(PROBLEM DESCRIPTION): Note how many lines in the entries contain the string "года", then give that number and nothing else.

(DATA SHOWN):
========================================

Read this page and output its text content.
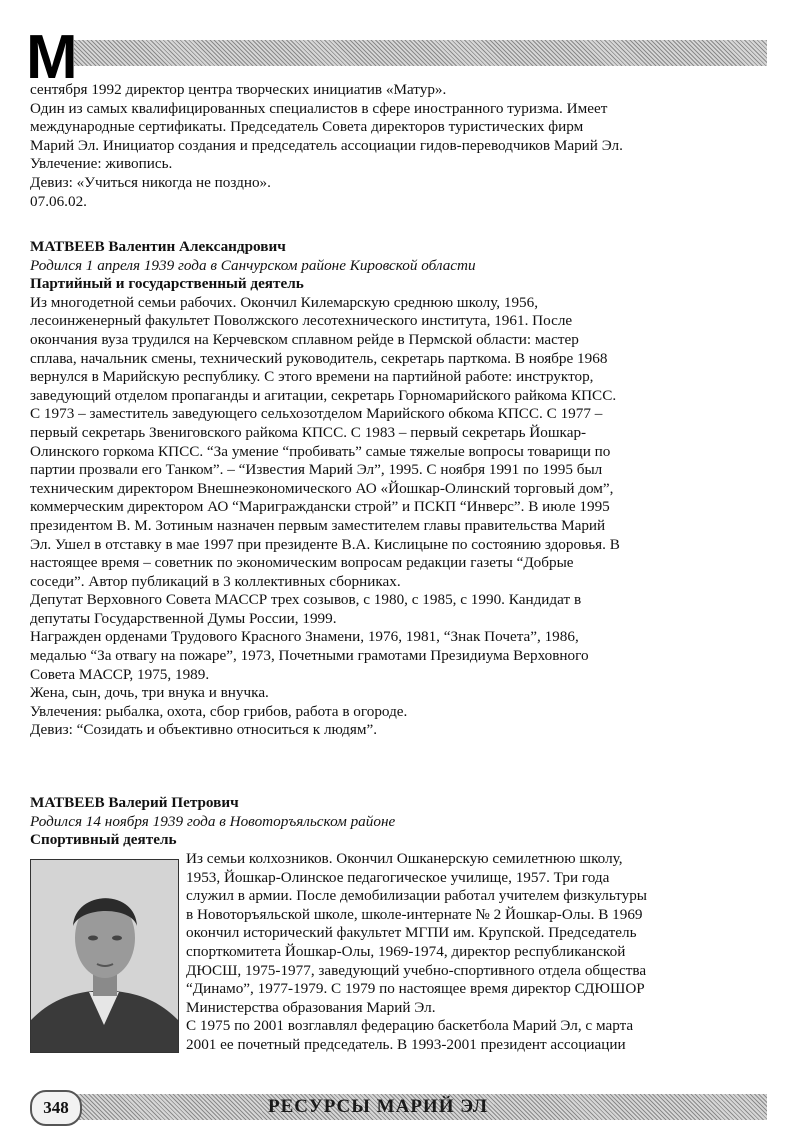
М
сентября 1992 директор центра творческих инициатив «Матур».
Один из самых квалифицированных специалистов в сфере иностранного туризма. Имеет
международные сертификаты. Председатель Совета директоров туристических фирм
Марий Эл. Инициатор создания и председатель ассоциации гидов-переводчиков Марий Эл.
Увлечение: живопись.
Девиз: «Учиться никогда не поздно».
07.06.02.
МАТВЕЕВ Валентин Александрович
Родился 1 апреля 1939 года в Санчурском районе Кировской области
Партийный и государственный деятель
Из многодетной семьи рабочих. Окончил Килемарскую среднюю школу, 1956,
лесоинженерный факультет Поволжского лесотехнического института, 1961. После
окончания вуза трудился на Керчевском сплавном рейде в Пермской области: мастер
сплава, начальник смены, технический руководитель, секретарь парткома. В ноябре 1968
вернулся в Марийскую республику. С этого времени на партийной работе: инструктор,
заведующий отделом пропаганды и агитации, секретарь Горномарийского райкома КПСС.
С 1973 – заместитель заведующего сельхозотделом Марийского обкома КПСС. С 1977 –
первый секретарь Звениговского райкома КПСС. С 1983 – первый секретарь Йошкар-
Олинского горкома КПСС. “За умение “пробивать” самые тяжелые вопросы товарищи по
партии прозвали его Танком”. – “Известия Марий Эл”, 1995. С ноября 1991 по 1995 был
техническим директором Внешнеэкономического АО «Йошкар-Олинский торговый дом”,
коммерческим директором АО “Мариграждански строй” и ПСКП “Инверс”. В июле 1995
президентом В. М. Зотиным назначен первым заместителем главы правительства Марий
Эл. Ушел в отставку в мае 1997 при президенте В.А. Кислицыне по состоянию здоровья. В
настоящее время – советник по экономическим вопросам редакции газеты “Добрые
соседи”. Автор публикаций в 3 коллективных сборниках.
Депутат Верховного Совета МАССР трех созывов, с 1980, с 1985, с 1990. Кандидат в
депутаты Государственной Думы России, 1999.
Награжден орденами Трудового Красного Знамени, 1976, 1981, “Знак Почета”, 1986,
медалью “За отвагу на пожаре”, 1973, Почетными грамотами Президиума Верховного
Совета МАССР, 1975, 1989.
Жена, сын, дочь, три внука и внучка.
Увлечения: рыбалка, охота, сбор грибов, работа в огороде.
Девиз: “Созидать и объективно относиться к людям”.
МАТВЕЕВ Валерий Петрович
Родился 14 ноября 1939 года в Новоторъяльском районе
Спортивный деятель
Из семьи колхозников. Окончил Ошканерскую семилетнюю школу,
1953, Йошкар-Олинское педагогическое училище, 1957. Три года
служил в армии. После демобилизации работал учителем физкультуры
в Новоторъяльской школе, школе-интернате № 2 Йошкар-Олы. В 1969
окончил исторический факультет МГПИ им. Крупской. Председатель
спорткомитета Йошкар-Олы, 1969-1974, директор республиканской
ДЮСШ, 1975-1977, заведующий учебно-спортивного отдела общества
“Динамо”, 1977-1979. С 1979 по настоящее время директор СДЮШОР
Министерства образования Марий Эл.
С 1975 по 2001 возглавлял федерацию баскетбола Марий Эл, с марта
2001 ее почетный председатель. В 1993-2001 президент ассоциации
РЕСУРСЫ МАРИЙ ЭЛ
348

========================================

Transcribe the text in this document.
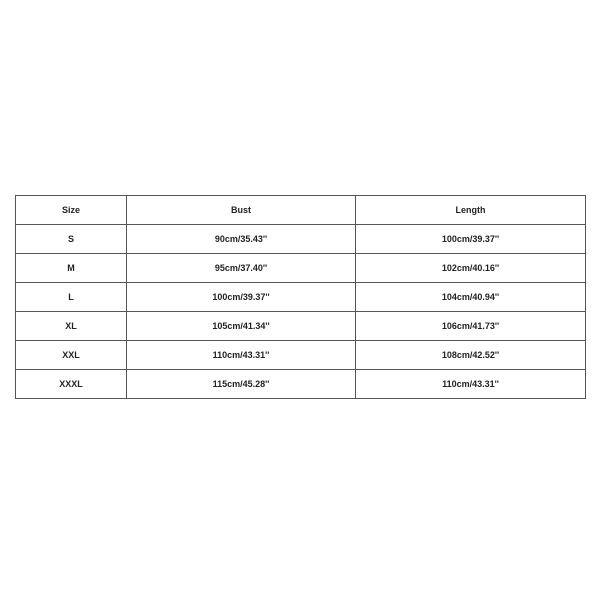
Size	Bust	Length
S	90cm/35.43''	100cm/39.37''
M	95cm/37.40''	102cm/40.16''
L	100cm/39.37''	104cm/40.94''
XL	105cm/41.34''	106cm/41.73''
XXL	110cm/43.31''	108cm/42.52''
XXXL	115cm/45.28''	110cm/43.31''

========================================

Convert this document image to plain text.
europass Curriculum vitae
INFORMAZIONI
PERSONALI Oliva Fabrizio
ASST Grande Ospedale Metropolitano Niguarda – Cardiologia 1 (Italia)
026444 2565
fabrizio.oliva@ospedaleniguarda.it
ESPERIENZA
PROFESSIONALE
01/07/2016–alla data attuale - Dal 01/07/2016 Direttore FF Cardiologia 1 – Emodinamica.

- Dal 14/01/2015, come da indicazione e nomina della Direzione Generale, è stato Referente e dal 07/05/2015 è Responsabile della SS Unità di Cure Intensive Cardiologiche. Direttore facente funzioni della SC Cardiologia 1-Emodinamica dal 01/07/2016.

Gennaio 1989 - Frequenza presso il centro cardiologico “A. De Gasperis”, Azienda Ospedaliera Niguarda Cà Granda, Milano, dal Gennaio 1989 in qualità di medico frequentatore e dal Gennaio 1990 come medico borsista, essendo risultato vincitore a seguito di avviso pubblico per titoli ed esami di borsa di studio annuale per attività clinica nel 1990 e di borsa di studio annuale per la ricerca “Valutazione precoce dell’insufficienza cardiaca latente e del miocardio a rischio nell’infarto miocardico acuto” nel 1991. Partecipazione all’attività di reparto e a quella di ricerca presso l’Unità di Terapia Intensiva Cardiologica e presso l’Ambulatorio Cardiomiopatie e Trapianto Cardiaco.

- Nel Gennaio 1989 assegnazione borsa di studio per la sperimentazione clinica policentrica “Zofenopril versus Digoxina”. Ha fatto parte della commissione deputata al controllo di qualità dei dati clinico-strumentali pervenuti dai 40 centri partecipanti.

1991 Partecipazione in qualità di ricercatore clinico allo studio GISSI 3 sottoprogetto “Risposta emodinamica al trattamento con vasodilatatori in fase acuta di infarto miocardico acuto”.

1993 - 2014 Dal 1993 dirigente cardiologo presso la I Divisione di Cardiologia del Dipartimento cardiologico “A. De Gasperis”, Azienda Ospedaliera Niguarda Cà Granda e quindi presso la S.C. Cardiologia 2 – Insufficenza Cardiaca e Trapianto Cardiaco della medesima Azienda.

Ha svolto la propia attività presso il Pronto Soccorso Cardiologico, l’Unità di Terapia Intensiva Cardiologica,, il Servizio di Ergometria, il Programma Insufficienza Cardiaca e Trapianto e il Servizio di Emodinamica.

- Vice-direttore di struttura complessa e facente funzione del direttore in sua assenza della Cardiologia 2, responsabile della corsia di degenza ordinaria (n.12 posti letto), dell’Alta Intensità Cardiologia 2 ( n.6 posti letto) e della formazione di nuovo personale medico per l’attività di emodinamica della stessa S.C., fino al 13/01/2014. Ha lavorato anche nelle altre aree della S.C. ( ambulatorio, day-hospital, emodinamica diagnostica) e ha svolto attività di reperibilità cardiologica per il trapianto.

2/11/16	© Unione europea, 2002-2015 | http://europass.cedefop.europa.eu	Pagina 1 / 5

========================================

(RESPONSE TO THIS EXERCISE): 3